§ **Data records**:
--- Begin ---

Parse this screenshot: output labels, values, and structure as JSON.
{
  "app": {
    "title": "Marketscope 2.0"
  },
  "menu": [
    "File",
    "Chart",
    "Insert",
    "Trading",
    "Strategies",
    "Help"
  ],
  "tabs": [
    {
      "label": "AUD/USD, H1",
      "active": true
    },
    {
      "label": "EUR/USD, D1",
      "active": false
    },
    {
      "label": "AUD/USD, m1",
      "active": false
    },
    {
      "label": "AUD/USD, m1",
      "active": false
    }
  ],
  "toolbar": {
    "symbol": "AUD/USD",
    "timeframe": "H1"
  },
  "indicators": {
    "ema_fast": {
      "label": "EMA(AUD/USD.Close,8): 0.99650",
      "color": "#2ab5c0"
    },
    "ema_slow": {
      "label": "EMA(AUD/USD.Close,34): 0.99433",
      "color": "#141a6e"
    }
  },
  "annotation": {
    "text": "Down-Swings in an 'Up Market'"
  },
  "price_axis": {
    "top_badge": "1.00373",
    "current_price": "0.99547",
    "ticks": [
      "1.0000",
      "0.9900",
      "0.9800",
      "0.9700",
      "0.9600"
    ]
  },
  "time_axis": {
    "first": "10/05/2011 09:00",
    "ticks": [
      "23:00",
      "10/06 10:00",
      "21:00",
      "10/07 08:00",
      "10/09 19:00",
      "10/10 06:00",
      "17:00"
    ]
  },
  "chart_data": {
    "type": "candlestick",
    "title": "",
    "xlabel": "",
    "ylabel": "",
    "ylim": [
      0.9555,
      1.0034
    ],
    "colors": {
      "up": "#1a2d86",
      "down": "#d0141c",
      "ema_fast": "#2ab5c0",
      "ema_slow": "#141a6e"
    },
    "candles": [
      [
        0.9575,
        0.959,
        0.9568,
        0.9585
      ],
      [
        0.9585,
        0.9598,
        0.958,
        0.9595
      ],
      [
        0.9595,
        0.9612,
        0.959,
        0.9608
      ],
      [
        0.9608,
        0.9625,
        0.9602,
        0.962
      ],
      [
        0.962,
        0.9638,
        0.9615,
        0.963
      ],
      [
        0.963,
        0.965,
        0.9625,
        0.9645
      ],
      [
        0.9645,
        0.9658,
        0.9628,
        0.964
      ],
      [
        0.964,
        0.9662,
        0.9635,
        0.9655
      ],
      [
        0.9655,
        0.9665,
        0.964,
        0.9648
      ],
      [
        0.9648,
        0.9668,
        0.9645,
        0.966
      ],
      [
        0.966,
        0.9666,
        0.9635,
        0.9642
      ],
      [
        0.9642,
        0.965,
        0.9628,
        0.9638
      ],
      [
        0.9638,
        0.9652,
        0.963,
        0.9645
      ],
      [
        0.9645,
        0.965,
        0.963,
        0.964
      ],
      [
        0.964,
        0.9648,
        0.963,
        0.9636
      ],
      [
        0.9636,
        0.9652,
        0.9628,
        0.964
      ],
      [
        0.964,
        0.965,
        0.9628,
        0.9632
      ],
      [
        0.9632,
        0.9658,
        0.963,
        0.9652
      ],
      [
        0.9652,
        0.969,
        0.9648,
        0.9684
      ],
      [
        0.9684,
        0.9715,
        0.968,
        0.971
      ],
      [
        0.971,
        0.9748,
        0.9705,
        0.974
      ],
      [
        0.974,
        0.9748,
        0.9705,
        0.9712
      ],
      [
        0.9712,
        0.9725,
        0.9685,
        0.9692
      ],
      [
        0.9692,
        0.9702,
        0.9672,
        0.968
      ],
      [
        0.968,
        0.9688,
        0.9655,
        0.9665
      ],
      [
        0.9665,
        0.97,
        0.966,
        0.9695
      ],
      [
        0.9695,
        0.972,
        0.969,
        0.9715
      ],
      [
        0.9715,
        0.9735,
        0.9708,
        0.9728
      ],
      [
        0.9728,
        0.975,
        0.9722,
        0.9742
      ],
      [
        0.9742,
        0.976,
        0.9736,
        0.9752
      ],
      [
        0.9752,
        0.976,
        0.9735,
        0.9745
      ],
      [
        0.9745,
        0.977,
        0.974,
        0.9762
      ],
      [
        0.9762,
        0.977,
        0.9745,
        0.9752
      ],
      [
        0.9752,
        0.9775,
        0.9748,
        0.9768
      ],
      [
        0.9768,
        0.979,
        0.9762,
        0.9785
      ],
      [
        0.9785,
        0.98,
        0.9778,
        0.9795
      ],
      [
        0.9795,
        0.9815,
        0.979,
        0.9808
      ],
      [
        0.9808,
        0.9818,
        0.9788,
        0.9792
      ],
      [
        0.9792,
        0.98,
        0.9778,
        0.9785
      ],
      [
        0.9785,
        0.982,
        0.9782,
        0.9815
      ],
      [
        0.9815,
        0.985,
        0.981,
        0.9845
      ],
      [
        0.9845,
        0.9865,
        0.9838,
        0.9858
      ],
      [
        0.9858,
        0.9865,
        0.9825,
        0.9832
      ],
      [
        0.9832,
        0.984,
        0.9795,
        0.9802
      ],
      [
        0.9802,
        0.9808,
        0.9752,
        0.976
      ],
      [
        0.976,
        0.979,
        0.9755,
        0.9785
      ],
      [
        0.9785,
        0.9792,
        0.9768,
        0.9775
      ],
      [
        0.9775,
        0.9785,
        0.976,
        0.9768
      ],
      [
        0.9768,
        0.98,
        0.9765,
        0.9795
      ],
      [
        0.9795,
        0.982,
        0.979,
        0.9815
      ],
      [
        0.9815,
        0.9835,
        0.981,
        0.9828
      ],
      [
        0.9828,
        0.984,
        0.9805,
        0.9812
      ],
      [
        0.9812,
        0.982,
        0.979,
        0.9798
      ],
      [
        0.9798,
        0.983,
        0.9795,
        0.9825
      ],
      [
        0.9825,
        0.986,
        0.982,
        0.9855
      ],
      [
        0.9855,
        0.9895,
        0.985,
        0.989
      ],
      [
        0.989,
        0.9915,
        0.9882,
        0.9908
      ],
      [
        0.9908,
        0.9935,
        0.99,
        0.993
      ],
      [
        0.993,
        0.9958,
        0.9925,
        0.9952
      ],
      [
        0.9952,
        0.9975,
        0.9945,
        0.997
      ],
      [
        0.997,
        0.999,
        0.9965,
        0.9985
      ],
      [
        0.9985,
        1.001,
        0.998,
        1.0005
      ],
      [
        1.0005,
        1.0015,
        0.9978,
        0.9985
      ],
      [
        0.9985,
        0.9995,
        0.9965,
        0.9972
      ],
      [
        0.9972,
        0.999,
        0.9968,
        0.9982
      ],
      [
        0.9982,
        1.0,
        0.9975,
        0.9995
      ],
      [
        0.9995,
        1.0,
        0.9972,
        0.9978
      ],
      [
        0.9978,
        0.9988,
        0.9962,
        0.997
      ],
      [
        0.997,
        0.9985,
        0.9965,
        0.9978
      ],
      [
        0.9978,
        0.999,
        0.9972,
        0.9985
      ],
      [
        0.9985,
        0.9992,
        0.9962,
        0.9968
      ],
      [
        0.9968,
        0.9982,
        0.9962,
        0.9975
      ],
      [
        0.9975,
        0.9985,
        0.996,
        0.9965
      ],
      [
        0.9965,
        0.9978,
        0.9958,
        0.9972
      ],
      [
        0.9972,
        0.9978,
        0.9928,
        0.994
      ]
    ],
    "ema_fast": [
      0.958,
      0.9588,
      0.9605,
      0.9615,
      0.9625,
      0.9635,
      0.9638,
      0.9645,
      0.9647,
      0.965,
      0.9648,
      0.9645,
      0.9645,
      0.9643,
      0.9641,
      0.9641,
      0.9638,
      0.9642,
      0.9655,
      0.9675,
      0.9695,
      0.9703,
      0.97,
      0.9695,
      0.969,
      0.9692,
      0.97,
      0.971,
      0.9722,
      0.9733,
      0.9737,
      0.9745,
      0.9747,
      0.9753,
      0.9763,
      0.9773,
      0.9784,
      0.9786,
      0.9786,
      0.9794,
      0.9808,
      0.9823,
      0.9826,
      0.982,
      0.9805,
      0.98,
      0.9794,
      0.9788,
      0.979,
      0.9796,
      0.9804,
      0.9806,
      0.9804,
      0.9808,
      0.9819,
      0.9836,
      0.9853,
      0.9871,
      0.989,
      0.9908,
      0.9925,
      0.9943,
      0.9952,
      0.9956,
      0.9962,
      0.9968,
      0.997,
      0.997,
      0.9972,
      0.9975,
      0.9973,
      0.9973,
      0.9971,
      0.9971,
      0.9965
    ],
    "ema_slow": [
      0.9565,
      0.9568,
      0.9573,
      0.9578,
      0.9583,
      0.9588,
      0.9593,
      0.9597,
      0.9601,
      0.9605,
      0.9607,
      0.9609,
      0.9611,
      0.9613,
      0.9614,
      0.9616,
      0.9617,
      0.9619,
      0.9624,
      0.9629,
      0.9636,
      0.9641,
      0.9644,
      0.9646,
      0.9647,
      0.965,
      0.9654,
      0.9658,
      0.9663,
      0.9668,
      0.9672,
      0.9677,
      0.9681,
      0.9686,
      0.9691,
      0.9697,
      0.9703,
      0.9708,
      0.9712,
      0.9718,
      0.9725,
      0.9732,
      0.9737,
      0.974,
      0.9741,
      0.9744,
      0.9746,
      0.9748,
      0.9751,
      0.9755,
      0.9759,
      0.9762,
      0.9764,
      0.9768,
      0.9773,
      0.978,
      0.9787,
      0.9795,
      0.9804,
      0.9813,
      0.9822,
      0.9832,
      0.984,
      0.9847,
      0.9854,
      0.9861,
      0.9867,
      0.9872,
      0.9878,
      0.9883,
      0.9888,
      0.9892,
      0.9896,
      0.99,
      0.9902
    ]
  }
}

--- End ---

§ **PROBLEM TO WORK ON**:
Show every line in the entries where the string "Close" occurs.

§ **ANSWER TO THE PROBLEM**:
      "label": "EMA(AUD/USD.Close,8): 0.99650",
      "label": "EMA(AUD/USD.Close,34): 0.99433",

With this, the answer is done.